** Begin **

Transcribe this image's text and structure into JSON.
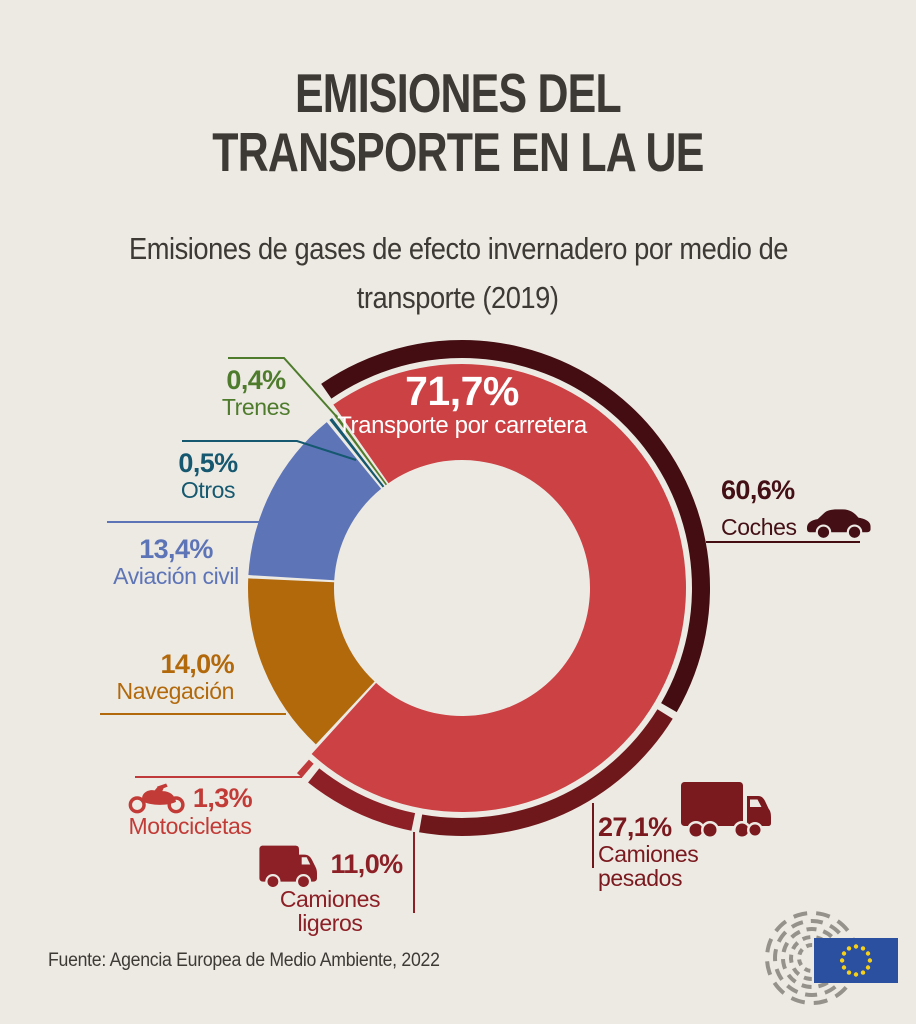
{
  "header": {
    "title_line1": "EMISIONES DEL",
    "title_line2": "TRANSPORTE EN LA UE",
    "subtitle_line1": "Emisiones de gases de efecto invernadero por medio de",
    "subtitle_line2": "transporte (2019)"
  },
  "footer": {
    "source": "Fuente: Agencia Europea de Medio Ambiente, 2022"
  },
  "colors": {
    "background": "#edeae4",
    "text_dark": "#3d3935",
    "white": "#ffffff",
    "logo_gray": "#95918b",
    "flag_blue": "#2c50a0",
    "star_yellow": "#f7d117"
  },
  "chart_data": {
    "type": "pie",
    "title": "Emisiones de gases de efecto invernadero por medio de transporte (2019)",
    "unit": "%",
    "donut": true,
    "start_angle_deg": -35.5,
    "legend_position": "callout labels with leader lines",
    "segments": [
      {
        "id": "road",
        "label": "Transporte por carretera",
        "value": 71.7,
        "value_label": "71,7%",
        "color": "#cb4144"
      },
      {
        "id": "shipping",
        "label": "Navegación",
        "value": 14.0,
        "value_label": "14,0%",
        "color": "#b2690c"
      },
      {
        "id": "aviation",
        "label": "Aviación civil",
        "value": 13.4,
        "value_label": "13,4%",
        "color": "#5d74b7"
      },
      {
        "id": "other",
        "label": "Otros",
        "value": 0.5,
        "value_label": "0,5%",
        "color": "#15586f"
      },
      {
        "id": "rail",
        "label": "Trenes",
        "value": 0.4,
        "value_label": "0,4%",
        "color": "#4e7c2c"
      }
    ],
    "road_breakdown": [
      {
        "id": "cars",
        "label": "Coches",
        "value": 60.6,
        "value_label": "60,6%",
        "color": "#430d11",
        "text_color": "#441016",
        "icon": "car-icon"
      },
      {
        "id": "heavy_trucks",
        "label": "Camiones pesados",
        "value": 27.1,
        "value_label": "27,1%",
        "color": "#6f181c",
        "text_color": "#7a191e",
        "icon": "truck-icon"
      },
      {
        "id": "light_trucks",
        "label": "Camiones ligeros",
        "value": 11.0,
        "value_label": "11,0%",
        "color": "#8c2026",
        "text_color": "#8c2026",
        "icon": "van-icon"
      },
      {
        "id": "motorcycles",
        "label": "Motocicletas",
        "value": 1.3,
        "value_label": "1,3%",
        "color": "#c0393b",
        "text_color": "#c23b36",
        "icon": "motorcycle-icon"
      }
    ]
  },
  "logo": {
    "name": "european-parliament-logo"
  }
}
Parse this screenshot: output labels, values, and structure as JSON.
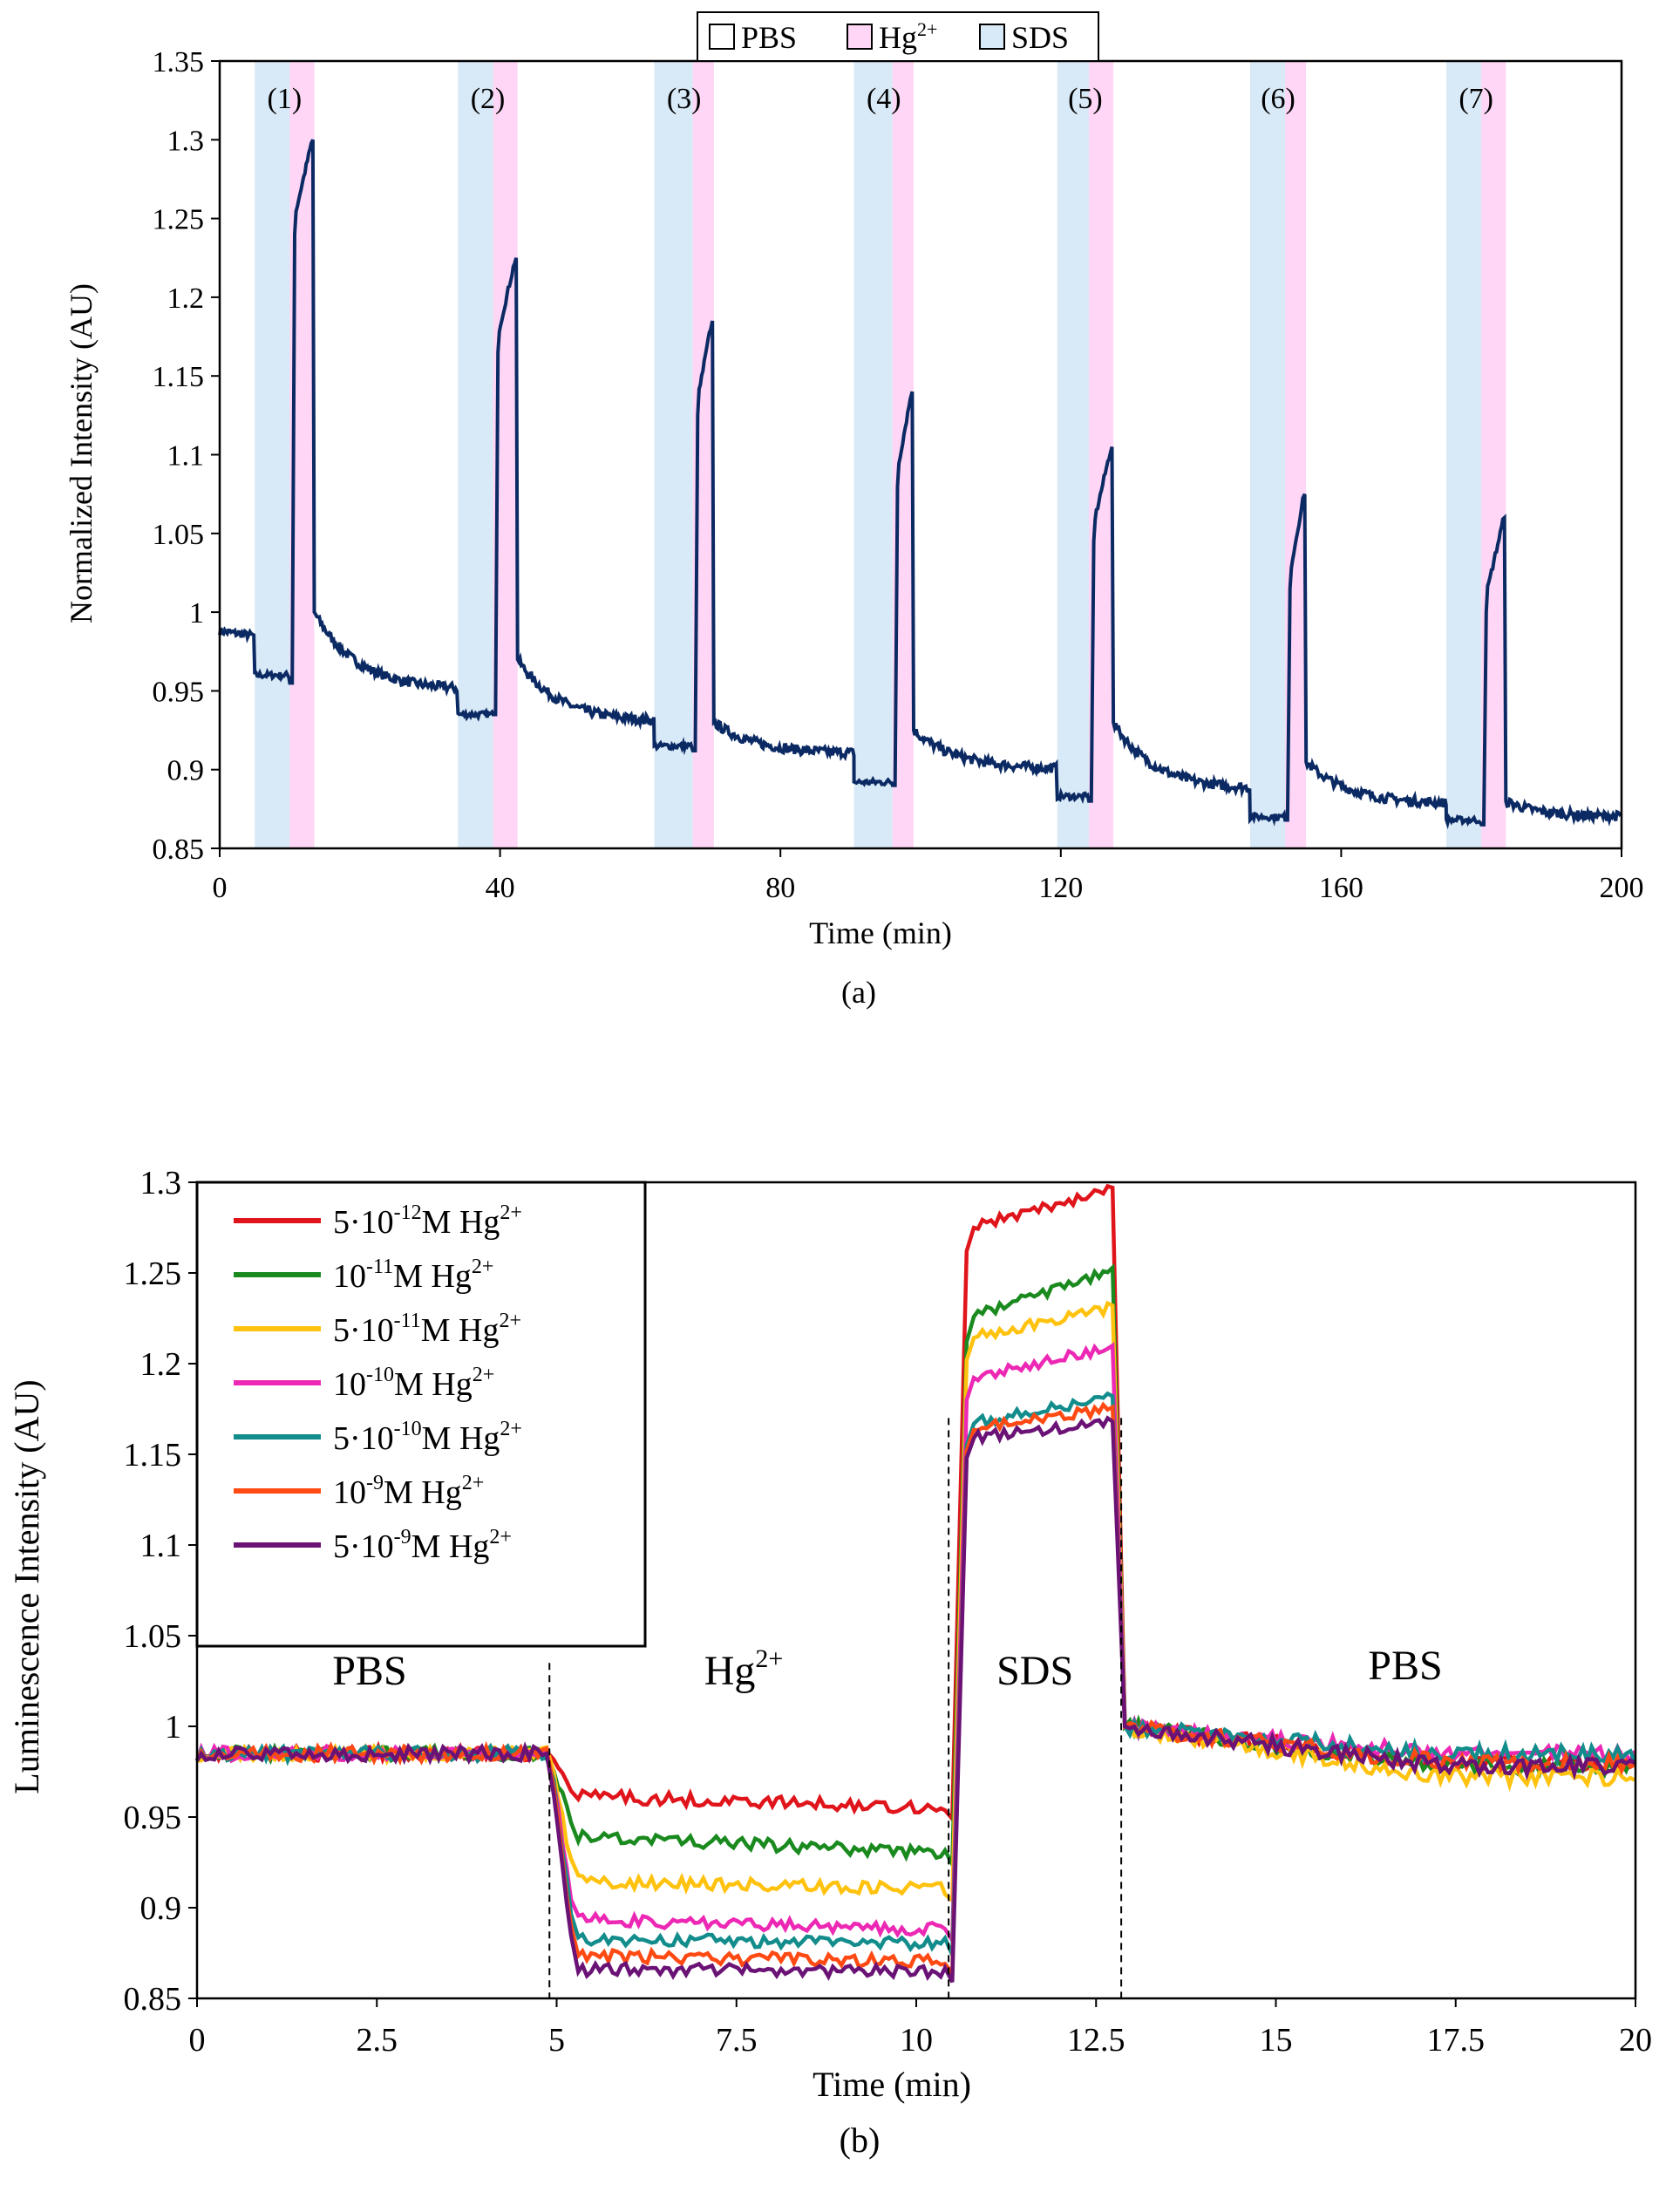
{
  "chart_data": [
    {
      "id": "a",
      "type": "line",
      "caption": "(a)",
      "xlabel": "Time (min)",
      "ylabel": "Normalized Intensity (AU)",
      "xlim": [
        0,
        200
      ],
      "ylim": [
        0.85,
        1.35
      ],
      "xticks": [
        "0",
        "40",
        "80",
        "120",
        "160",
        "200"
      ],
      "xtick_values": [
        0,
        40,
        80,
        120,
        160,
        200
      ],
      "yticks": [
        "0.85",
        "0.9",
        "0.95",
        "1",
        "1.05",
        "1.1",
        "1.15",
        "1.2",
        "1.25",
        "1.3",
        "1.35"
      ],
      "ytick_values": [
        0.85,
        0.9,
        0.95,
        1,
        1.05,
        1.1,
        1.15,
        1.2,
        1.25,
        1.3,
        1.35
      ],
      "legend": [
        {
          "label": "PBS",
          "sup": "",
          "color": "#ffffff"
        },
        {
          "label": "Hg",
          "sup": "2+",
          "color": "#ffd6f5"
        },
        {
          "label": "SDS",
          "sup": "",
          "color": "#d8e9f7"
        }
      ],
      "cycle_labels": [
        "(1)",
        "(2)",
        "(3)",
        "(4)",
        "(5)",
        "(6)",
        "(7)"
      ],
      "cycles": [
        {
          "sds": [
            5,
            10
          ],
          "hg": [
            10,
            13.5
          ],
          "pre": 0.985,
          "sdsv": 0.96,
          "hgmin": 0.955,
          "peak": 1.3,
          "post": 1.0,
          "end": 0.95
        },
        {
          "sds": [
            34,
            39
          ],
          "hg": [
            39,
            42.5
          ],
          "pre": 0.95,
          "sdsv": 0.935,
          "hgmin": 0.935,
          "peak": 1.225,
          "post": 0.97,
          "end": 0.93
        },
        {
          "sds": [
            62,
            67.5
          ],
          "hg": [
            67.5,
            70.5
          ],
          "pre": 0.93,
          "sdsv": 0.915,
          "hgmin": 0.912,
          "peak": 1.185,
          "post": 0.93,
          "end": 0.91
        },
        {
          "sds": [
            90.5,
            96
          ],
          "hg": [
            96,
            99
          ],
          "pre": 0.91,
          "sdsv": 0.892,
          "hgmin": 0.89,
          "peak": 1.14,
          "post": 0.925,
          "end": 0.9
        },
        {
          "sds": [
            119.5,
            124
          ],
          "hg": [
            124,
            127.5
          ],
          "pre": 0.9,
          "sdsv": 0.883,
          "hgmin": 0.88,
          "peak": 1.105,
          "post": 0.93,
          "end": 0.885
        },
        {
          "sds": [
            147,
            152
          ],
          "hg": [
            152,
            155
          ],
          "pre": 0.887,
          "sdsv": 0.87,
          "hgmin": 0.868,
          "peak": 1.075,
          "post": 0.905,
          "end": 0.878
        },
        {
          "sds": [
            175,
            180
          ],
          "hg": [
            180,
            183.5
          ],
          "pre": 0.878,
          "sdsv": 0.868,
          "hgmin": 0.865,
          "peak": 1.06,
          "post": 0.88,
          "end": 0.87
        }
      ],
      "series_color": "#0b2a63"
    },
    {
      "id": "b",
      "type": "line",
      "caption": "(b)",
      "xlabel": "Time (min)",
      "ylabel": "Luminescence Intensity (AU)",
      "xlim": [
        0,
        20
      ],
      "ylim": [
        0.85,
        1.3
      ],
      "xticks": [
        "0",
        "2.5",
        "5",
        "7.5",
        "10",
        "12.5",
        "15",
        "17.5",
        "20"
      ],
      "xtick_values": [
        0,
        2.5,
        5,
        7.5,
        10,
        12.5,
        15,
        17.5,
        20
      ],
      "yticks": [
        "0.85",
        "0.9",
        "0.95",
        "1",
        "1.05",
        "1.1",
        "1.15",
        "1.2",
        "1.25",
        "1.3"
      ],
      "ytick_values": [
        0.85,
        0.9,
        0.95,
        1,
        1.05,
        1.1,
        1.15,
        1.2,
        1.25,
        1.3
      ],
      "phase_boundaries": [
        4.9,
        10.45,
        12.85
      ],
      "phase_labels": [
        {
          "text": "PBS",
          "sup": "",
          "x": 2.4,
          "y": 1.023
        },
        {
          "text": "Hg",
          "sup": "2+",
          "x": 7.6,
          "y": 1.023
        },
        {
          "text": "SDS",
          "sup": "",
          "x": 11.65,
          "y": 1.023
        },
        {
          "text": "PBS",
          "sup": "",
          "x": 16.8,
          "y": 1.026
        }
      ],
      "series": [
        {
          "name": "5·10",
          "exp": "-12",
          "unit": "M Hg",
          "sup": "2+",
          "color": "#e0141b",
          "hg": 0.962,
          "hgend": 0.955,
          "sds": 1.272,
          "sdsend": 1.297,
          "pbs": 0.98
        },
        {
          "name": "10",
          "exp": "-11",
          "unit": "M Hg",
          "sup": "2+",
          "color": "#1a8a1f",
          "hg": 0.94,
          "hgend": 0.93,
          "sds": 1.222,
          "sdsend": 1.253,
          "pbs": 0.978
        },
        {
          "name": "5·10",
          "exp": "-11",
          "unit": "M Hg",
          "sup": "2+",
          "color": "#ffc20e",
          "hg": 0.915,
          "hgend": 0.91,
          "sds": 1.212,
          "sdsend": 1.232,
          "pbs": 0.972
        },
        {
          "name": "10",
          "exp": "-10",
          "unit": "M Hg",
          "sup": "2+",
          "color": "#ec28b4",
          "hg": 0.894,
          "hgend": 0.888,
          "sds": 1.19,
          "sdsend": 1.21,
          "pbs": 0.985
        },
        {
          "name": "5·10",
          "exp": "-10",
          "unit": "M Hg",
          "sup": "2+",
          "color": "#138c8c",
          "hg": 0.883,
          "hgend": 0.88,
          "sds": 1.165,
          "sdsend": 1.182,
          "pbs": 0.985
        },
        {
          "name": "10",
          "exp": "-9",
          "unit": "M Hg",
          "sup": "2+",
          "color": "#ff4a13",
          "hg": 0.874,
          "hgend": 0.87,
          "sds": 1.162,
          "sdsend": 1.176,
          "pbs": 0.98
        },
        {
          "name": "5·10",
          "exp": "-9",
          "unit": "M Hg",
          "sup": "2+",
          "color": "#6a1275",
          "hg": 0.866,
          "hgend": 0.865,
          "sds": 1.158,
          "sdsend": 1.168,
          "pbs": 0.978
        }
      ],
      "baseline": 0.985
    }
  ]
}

** End **

- WORK TO COMPLETE
Return from the data every line that holds "efecto".

- SOLUTION TO THE PROBLEM
    "subtitle_line1": "Emisiones de gases de efecto invernadero por medio de",
    "title": "Emisiones de gases de efecto invernadero por medio de transporte (2019)",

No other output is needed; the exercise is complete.